## Exercise details
In the LulzSec article, recast the paragraph beginning "The cracktivists posted" as a short bulleted list that keeps its main facts.

LulzSec hacks US Senate
Bethesda also bashed in latest attack
Hacker tricksters LulzSec is baiting US lawmakers with its latest attack on the US Senate.
The hacking group posted what security experts Sophos characterised as "basic information on the filesystems, user logins and the Apache web server config files" of the Senate website on Wednesday morning.
The group also posted a directory listing in a post that ends with a brazen taunt to US authorities, referencing proposals by the Obama administration to make hacking critical infrastructure systems an act of war.
This is a small, just-for-kicks release of some internal data from Senate.gov - is this an act of war, gentlemen? Problem?
Under existing US computer crime law (specifically the Computer Fraud and Abuse Act) the hack might be punishable upon indictment and conviction by up to five years' imprisonment.
Lulz Security (LulzSec) has emerged from obscurity over recent weeks with attacks against PBS (over its documentary on Wikileaks), Sony and FBI-affiliated security organisations, among others. The group had a busy day on Monday: as well as stirring a potential hornet's nest in the Senate it also leaked potential sensitive data about video gaming outfit Bethesda Softworks, the firm behind Quake and Doom.
The cracktivists posted what appears to be source code and database passwords of Bethesda Softworks, a subsidiary of ZeniMax Media, onto pastern. LulzSec claims to have obtained the information and more after finding holes in Bethesda's systems while running a denial of service attack two months ago.
LulzSec, which claims to be fans of Bethesda, claimed to have data on more than 200,000 registered users of the game Brink. These claims remain unverified.

## Record set
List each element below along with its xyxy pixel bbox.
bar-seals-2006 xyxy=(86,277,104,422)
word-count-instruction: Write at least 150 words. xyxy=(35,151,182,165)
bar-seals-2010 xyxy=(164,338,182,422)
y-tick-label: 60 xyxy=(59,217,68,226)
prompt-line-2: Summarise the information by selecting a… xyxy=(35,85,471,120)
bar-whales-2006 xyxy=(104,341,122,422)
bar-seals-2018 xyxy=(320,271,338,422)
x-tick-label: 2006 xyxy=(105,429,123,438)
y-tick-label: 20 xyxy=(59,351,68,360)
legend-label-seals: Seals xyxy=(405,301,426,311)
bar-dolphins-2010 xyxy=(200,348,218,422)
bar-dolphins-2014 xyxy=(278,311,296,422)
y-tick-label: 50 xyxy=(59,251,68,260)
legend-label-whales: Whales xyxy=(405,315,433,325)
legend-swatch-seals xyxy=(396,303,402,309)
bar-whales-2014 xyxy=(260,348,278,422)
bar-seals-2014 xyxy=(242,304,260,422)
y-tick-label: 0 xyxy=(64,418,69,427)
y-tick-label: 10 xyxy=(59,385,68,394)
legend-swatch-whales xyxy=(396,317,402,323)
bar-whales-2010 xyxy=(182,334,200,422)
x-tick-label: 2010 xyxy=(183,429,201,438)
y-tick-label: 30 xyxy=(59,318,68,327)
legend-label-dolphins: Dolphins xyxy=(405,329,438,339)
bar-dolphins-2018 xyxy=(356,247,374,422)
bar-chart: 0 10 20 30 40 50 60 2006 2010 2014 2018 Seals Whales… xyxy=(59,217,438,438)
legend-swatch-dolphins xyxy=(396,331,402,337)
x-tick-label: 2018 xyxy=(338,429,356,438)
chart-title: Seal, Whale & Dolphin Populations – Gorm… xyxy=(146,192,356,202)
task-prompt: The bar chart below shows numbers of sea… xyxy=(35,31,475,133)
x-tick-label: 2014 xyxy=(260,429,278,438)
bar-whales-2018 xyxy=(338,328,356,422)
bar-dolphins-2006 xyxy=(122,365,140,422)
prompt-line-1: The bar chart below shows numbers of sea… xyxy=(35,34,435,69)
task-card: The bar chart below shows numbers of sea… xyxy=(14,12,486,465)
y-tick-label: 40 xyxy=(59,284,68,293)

## Response for this exercise
- LulzSec posted what appears to be source code and database passwords belonging to Bethesda Softworks, a ZeniMax Media subsidiary.
- The group claims it obtained this and other information through holes it found in Bethesda's systems.
- It says it found those holes while running a denial of service attack two months ago.